Reproduce the records below exactly, leaving out any pictures.

--- Begin Data rows ---

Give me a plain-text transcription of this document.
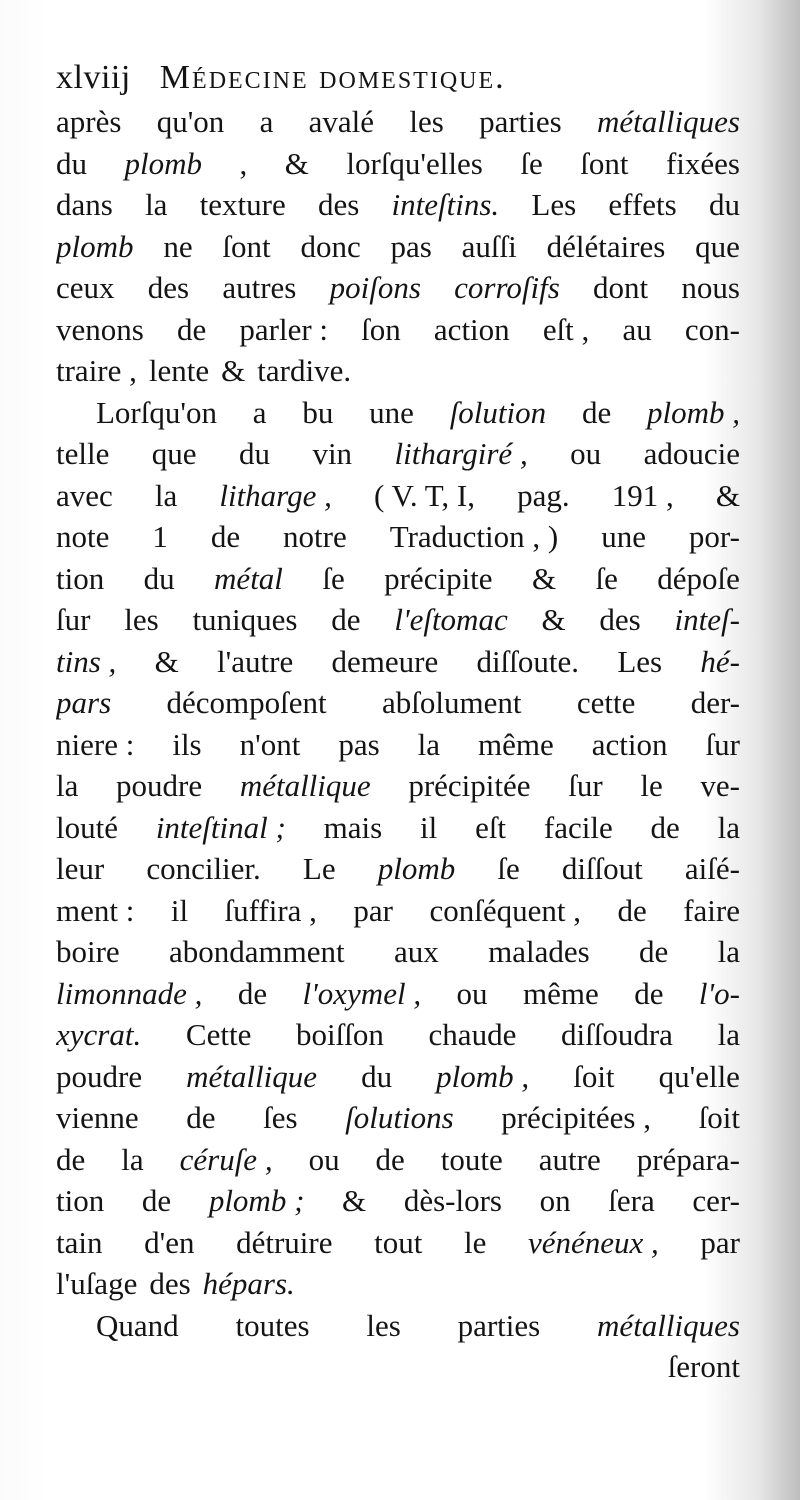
xlviij Médecine domestique.
après qu'on a avalé les parties métalliques
du plomb , & lorſqu'elles ſe ſont fixées
dans la texture des inteſtins. Les effets du
plomb ne ſont donc pas auſſi délétaires que
ceux des autres poiſons corroſifs dont nous
venons de parler : ſon action eſt , au con-
traire , lente & tardive.
Lorſqu'on a bu une ſolution de plomb ,
telle que du vin lithargiré , ou adoucie
avec la litharge , ( V. T, I, pag. 191 , &
note 1 de notre Traduction , ) une por-
tion du métal ſe précipite & ſe dépoſe
ſur les tuniques de l'eſtomac & des inteſ-
tins , & l'autre demeure diſſoute. Les hé-
pars décompoſent abſolument cette der-
niere : ils n'ont pas la même action ſur
la poudre métallique précipitée ſur le ve-
louté inteſtinal ; mais il eſt facile de la
leur concilier. Le plomb ſe diſſout aiſé-
ment : il ſuffira , par conſéquent , de faire
boire abondamment aux malades de la
limonnade , de l'oxymel , ou même de l'o-
xycrat. Cette boiſſon chaude diſſoudra la
poudre métallique du plomb , ſoit qu'elle
vienne de ſes ſolutions précipitées , ſoit
de la céruſe , ou de toute autre prépara-
tion de plomb ; & dès-lors on ſera cer-
tain d'en détruire tout le vénéneux , par
l'uſage des hépars.
Quand toutes les parties métalliques
ſeront
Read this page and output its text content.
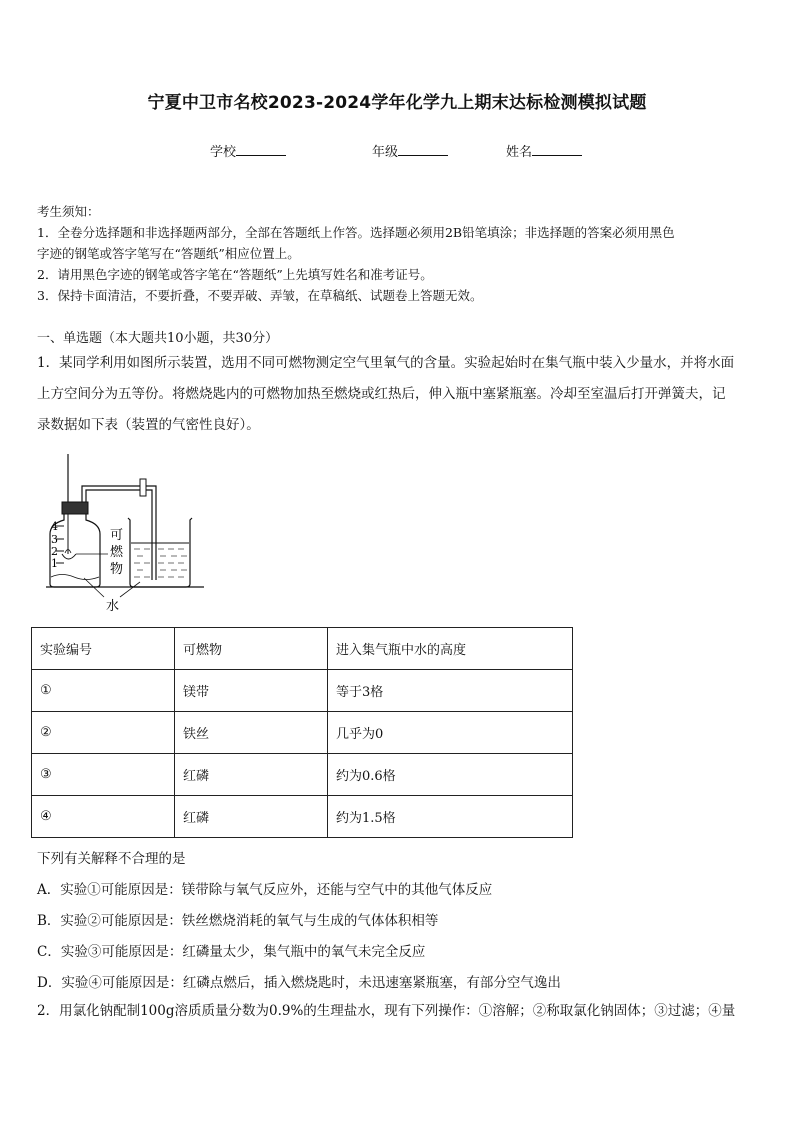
宁夏中卫市名校2023-2024学年化学九上期末达标检测模拟试题
学校	年级	姓名
考生须知：
1．全卷分选择题和非选择题两部分，全部在答题纸上作答。选择题必须用2B铅笔填涂；非选择题的答案必须用黑色
字迹的钢笔或答字笔写在“答题纸”相应位置上。
2．请用黑色字迹的钢笔或答字笔在“答题纸”上先填写姓名和准考证号。
3．保持卡面清洁，不要折叠，不要弄破、弄皱，在草稿纸、试题卷上答题无效。
一、单选题（本大题共10小题，共30分）
1．某同学利用如图所示装置，选用不同可燃物测定空气里氧气的含量。实验起始时在集气瓶中装入少量水，并将水面
上方空间分为五等份。将燃烧匙内的可燃物加热至燃烧或红热后，伸入瓶中塞紧瓶塞。冷却至室温后打开弹簧夫，记
录数据如下表（装置的气密性良好）。
4
3
2
1
可
燃
物
水
实验编号	可燃物	进入集气瓶中水的高度
①	镁带	等于3格
②	铁丝	几乎为0
③	红磷	约为0.6格
④	红磷	约为1.5格
下列有关解释不合理的是
A．实验①可能原因是：镁带除与氧气反应外，还能与空气中的其他气体反应
B．实验②可能原因是：铁丝燃烧消耗的氧气与生成的气体体积相等
C．实验③可能原因是：红磷量太少，集气瓶中的氧气未完全反应
D．实验④可能原因是：红磷点燃后，插入燃烧匙时，未迅速塞紧瓶塞，有部分空气逸出
2．用氯化钠配制100g溶质质量分数为0.9%的生理盐水，现有下列操作：①溶解；②称取氯化钠固体；③过滤；④量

--- End Data rows ---

Correct output:
Give me a plain-text transcription of this document.
xlviij Médecine domestique.
après qu'on a avalé les parties métalliques
du plomb , & lorſqu'elles ſe ſont fixées
dans la texture des inteſtins. Les effets du
plomb ne ſont donc pas auſſi délétaires que
ceux des autres poiſons corroſifs dont nous
venons de parler : ſon action eſt , au con-
traire , lente & tardive.
Lorſqu'on a bu une ſolution de plomb ,
telle que du vin lithargiré , ou adoucie
avec la litharge , ( V. T, I, pag. 191 , &
note 1 de notre Traduction , ) une por-
tion du métal ſe précipite & ſe dépoſe
ſur les tuniques de l'eſtomac & des inteſ-
tins , & l'autre demeure diſſoute. Les hé-
pars décompoſent abſolument cette der-
niere : ils n'ont pas la même action ſur
la poudre métallique précipitée ſur le ve-
louté inteſtinal ; mais il eſt facile de la
leur concilier. Le plomb ſe diſſout aiſé-
ment : il ſuffira , par conſéquent , de faire
boire abondamment aux malades de la
limonnade , de l'oxymel , ou même de l'o-
xycrat. Cette boiſſon chaude diſſoudra la
poudre métallique du plomb , ſoit qu'elle
vienne de ſes ſolutions précipitées , ſoit
de la céruſe , ou de toute autre prépara-
tion de plomb ; & dès-lors on ſera cer-
tain d'en détruire tout le vénéneux , par
l'uſage des hépars.
Quand toutes les parties métalliques
ſeront
Read this page and output its text content.
宁夏中卫市名校2023-2024学年化学九上期末达标检测模拟试题
学校	年级	姓名
考生须知：
1．全卷分选择题和非选择题两部分，全部在答题纸上作答。选择题必须用2B铅笔填涂；非选择题的答案必须用黑色
字迹的钢笔或答字笔写在“答题纸”相应位置上。
2．请用黑色字迹的钢笔或答字笔在“答题纸”上先填写姓名和准考证号。
3．保持卡面清洁，不要折叠，不要弄破、弄皱，在草稿纸、试题卷上答题无效。
一、单选题（本大题共10小题，共30分）
1．某同学利用如图所示装置，选用不同可燃物测定空气里氧气的含量。实验起始时在集气瓶中装入少量水，并将水面
上方空间分为五等份。将燃烧匙内的可燃物加热至燃烧或红热后，伸入瓶中塞紧瓶塞。冷却至室温后打开弹簧夫，记
录数据如下表（装置的气密性良好）。
4
3
2
1
可
燃
物
水
实验编号	可燃物	进入集气瓶中水的高度
①	镁带	等于3格
②	铁丝	几乎为0
③	红磷	约为0.6格
④	红磷	约为1.5格
下列有关解释不合理的是
A．实验①可能原因是：镁带除与氧气反应外，还能与空气中的其他气体反应
B．实验②可能原因是：铁丝燃烧消耗的氧气与生成的气体体积相等
C．实验③可能原因是：红磷量太少，集气瓶中的氧气未完全反应
D．实验④可能原因是：红磷点燃后，插入燃烧匙时，未迅速塞紧瓶塞，有部分空气逸出
2．用氯化钠配制100g溶质质量分数为0.9%的生理盐水，现有下列操作：①溶解；②称取氯化钠固体；③过滤；④量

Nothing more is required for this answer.